TASK GOAL | Every entry below must be repeated exactly; skip the pictures.

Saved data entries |
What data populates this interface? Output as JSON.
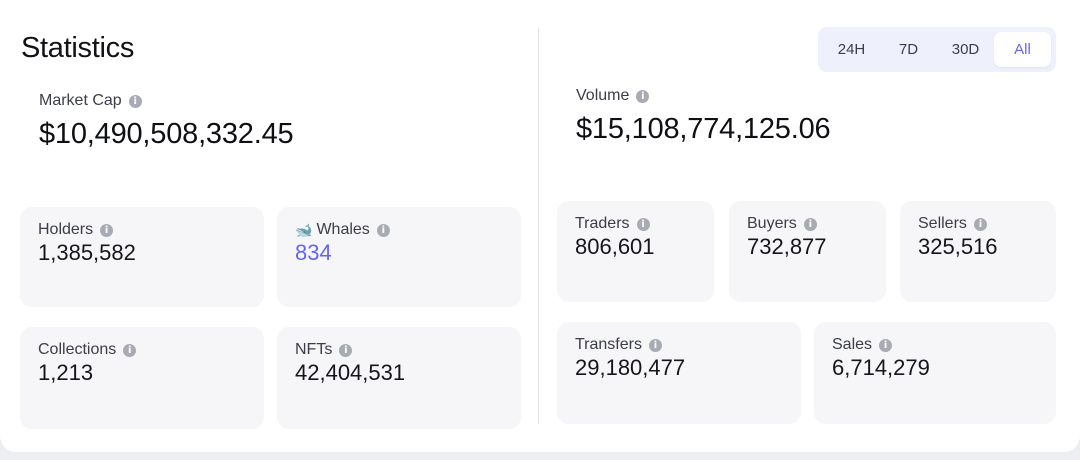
{
  "title": "Statistics",
  "time_range": {
    "options": [
      "24H",
      "7D",
      "30D",
      "All"
    ],
    "selected": "All"
  },
  "market_cap": {
    "label": "Market Cap",
    "value": "$10,490,508,332.45"
  },
  "volume": {
    "label": "Volume",
    "value": "$15,108,774,125.06"
  },
  "left_tiles": {
    "holders": {
      "label": "Holders",
      "value": "1,385,582"
    },
    "whales": {
      "label": "Whales",
      "value": "834"
    },
    "collections": {
      "label": "Collections",
      "value": "1,213"
    },
    "nfts": {
      "label": "NFTs",
      "value": "42,404,531"
    }
  },
  "right_tiles": {
    "traders": {
      "label": "Traders",
      "value": "806,601"
    },
    "buyers": {
      "label": "Buyers",
      "value": "732,877"
    },
    "sellers": {
      "label": "Sellers",
      "value": "325,516"
    },
    "transfers": {
      "label": "Transfers",
      "value": "29,180,477"
    },
    "sales": {
      "label": "Sales",
      "value": "6,714,279"
    }
  },
  "icons": {
    "info": "info-icon",
    "whale": "whale-icon"
  },
  "colors": {
    "accent": "#6366f1",
    "tile": "#f6f6f8"
  }
}
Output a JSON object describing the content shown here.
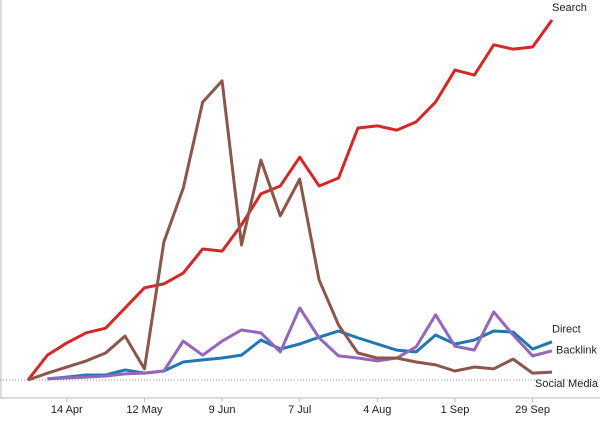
{
  "chart_data": {
    "type": "line",
    "categories": [
      null,
      null,
      "14 Apr",
      null,
      null,
      null,
      "12 May",
      null,
      null,
      null,
      "9 Jun",
      null,
      null,
      null,
      "7 Jul",
      null,
      null,
      null,
      "4 Aug",
      null,
      null,
      null,
      "1 Sep",
      null,
      null,
      null,
      "29 Sep",
      null
    ],
    "ylim": [
      0,
      100
    ],
    "series": [
      {
        "name": "Search",
        "color": "#d62728",
        "values": [
          0,
          6.9,
          10.3,
          13.1,
          14.4,
          20,
          25.6,
          26.7,
          29.7,
          36.4,
          35.8,
          43.1,
          51.7,
          53.9,
          61.9,
          53.9,
          56.1,
          70,
          70.6,
          69.4,
          71.7,
          77.2,
          86.1,
          84.7,
          93.1,
          91.9,
          92.5,
          100
        ]
      },
      {
        "name": "Direct",
        "color": "#1f77b4",
        "values": [
          null,
          0.3,
          0.8,
          1.4,
          1.4,
          2.8,
          1.9,
          2.5,
          5,
          5.6,
          6.1,
          6.9,
          11.1,
          8.6,
          10,
          11.9,
          13.6,
          11.7,
          10,
          8.3,
          7.8,
          12.5,
          10,
          11.1,
          13.6,
          13.3,
          8.6,
          10.6
        ]
      },
      {
        "name": "Backlink",
        "color": "#9467bd",
        "values": [
          null,
          0.3,
          0.6,
          0.8,
          1.1,
          1.7,
          1.9,
          2.5,
          10.8,
          6.9,
          10.8,
          13.9,
          13.1,
          7.8,
          20,
          11.7,
          6.7,
          6.1,
          5.3,
          6.1,
          9.2,
          18.1,
          9.4,
          8.3,
          18.9,
          12.5,
          6.7,
          8.1
        ]
      },
      {
        "name": "Social Media",
        "color": "#8c564b",
        "values": [
          0,
          1.9,
          3.6,
          5.3,
          7.5,
          12.2,
          3.1,
          38.3,
          53.3,
          77.2,
          83.1,
          37.5,
          61.1,
          45.6,
          55.8,
          27.8,
          15.3,
          7.5,
          6.1,
          6.1,
          5,
          4.2,
          2.5,
          3.6,
          3.1,
          5.8,
          1.9,
          2.2
        ]
      }
    ]
  }
}
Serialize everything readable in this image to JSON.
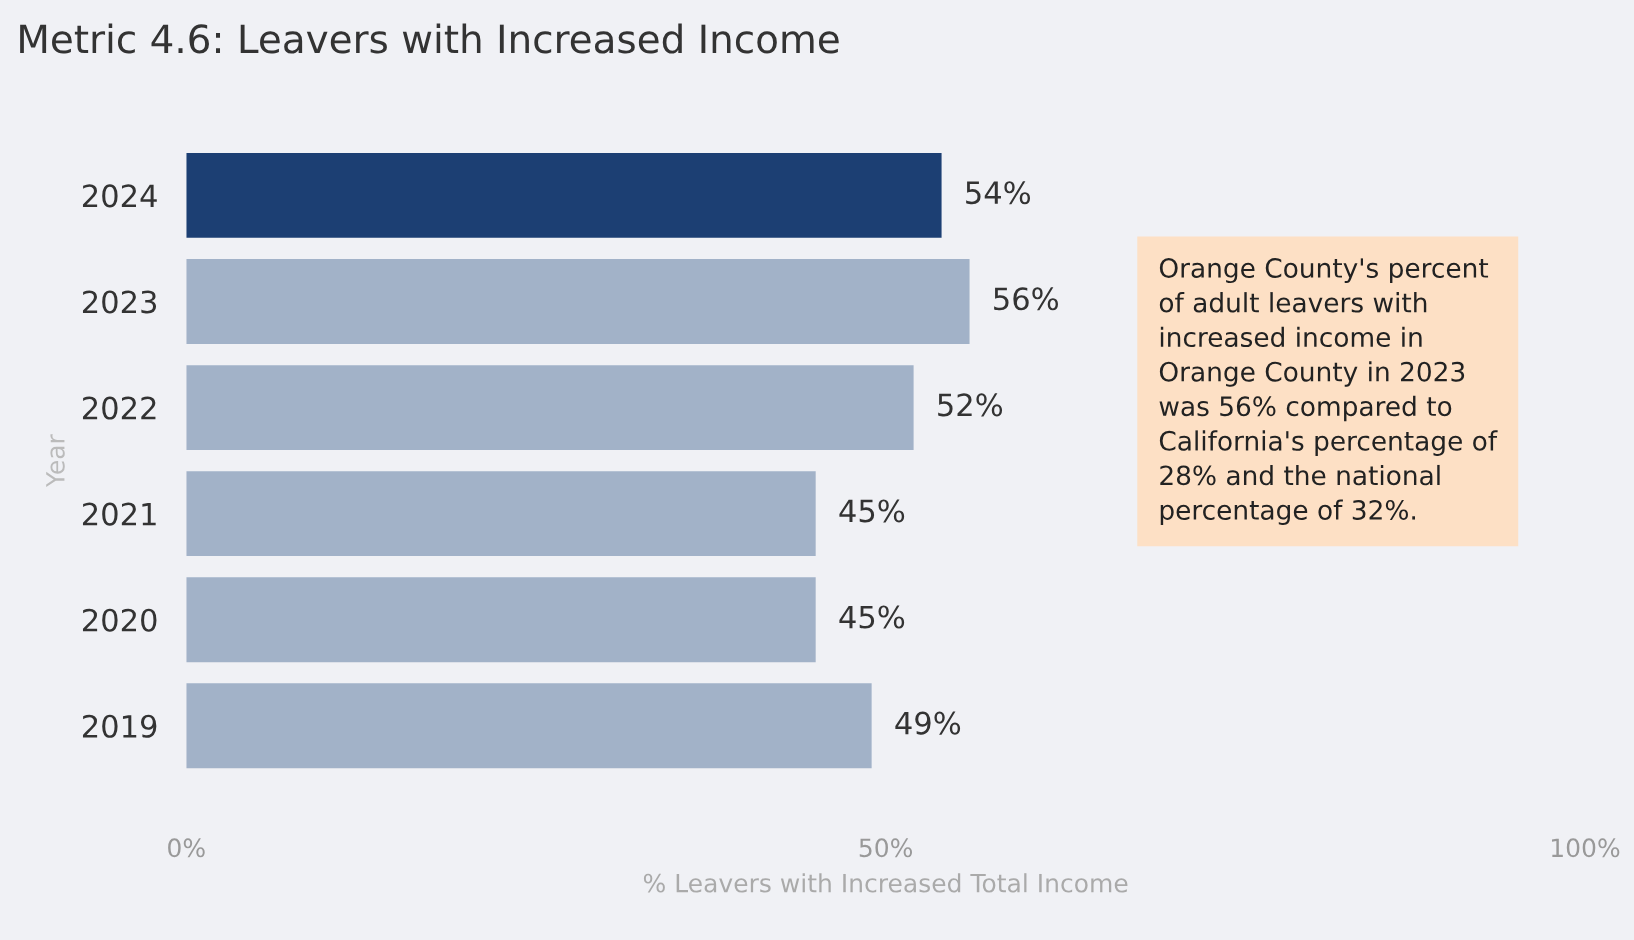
{
  "chart_data": {
    "type": "bar",
    "orientation": "horizontal",
    "title": "Metric 4.6: Leavers with Increased Income",
    "xlabel": "% Leavers with Increased Total Income",
    "ylabel": "Year",
    "categories": [
      "2024",
      "2023",
      "2022",
      "2021",
      "2020",
      "2019"
    ],
    "values": [
      54,
      56,
      52,
      45,
      45,
      49
    ],
    "colors": [
      "#1c3f73",
      "#a2b2c8",
      "#a2b2c8",
      "#a2b2c8",
      "#a2b2c8",
      "#a2b2c8"
    ],
    "value_labels": [
      "54%",
      "56%",
      "52%",
      "45%",
      "45%",
      "49%"
    ],
    "xlim": [
      0,
      100
    ],
    "xticks": [
      {
        "value": 0,
        "label": "0%"
      },
      {
        "value": 50,
        "label": "50%"
      },
      {
        "value": 100,
        "label": "100%"
      }
    ],
    "grid": false,
    "legend": false,
    "annotations": [
      "Orange County's percent\nof adult leavers with\nincreased income in\nOrange County in 2023\nwas 56% compared to\nCalifornia's percentage of\n28% and the national\npercentage of 32%."
    ]
  }
}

SOLUTION |
What data populates this interface? Output as JSON.
{
  "title": "Statistics",
  "time_range": {
    "options": [
      "24H",
      "7D",
      "30D",
      "All"
    ],
    "selected": "All"
  },
  "market_cap": {
    "label": "Market Cap",
    "value": "$10,490,508,332.45"
  },
  "volume": {
    "label": "Volume",
    "value": "$15,108,774,125.06"
  },
  "left_tiles": {
    "holders": {
      "label": "Holders",
      "value": "1,385,582"
    },
    "whales": {
      "label": "Whales",
      "value": "834"
    },
    "collections": {
      "label": "Collections",
      "value": "1,213"
    },
    "nfts": {
      "label": "NFTs",
      "value": "42,404,531"
    }
  },
  "right_tiles": {
    "traders": {
      "label": "Traders",
      "value": "806,601"
    },
    "buyers": {
      "label": "Buyers",
      "value": "732,877"
    },
    "sellers": {
      "label": "Sellers",
      "value": "325,516"
    },
    "transfers": {
      "label": "Transfers",
      "value": "29,180,477"
    },
    "sales": {
      "label": "Sales",
      "value": "6,714,279"
    }
  },
  "icons": {
    "info": "info-icon",
    "whale": "whale-icon"
  },
  "colors": {
    "accent": "#6366f1",
    "tile": "#f6f6f8"
  }
}
Output a JSON object describing the content shown here.
{
  "chart_data": {
    "type": "line",
    "categories": [
      null,
      null,
      "14 Apr",
      null,
      null,
      null,
      "12 May",
      null,
      null,
      null,
      "9 Jun",
      null,
      null,
      null,
      "7 Jul",
      null,
      null,
      null,
      "4 Aug",
      null,
      null,
      null,
      "1 Sep",
      null,
      null,
      null,
      "29 Sep",
      null
    ],
    "ylim": [
      0,
      100
    ],
    "series": [
      {
        "name": "Search",
        "color": "#d62728",
        "values": [
          0,
          6.9,
          10.3,
          13.1,
          14.4,
          20,
          25.6,
          26.7,
          29.7,
          36.4,
          35.8,
          43.1,
          51.7,
          53.9,
          61.9,
          53.9,
          56.1,
          70,
          70.6,
          69.4,
          71.7,
          77.2,
          86.1,
          84.7,
          93.1,
          91.9,
          92.5,
          100
        ]
      },
      {
        "name": "Direct",
        "color": "#1f77b4",
        "values": [
          null,
          0.3,
          0.8,
          1.4,
          1.4,
          2.8,
          1.9,
          2.5,
          5,
          5.6,
          6.1,
          6.9,
          11.1,
          8.6,
          10,
          11.9,
          13.6,
          11.7,
          10,
          8.3,
          7.8,
          12.5,
          10,
          11.1,
          13.6,
          13.3,
          8.6,
          10.6
        ]
      },
      {
        "name": "Backlink",
        "color": "#9467bd",
        "values": [
          null,
          0.3,
          0.6,
          0.8,
          1.1,
          1.7,
          1.9,
          2.5,
          10.8,
          6.9,
          10.8,
          13.9,
          13.1,
          7.8,
          20,
          11.7,
          6.7,
          6.1,
          5.3,
          6.1,
          9.2,
          18.1,
          9.4,
          8.3,
          18.9,
          12.5,
          6.7,
          8.1
        ]
      },
      {
        "name": "Social Media",
        "color": "#8c564b",
        "values": [
          0,
          1.9,
          3.6,
          5.3,
          7.5,
          12.2,
          3.1,
          38.3,
          53.3,
          77.2,
          83.1,
          37.5,
          61.1,
          45.6,
          55.8,
          27.8,
          15.3,
          7.5,
          6.1,
          6.1,
          5,
          4.2,
          2.5,
          3.6,
          3.1,
          5.8,
          1.9,
          2.2
        ]
      }
    ]
  }
}
Serialize everything readable in this image to JSON.
{
  "chart_data": {
    "type": "bar",
    "orientation": "horizontal",
    "title": "Metric 4.6: Leavers with Increased Income",
    "xlabel": "% Leavers with Increased Total Income",
    "ylabel": "Year",
    "categories": [
      "2024",
      "2023",
      "2022",
      "2021",
      "2020",
      "2019"
    ],
    "values": [
      54,
      56,
      52,
      45,
      45,
      49
    ],
    "colors": [
      "#1c3f73",
      "#a2b2c8",
      "#a2b2c8",
      "#a2b2c8",
      "#a2b2c8",
      "#a2b2c8"
    ],
    "value_labels": [
      "54%",
      "56%",
      "52%",
      "45%",
      "45%",
      "49%"
    ],
    "xlim": [
      0,
      100
    ],
    "xticks": [
      {
        "value": 0,
        "label": "0%"
      },
      {
        "value": 50,
        "label": "50%"
      },
      {
        "value": 100,
        "label": "100%"
      }
    ],
    "grid": false,
    "legend": false,
    "annotations": [
      "Orange County's percent\nof adult leavers with\nincreased income in\nOrange County in 2023\nwas 56% compared to\nCalifornia's percentage of\n28% and the national\npercentage of 32%."
    ]
  }
}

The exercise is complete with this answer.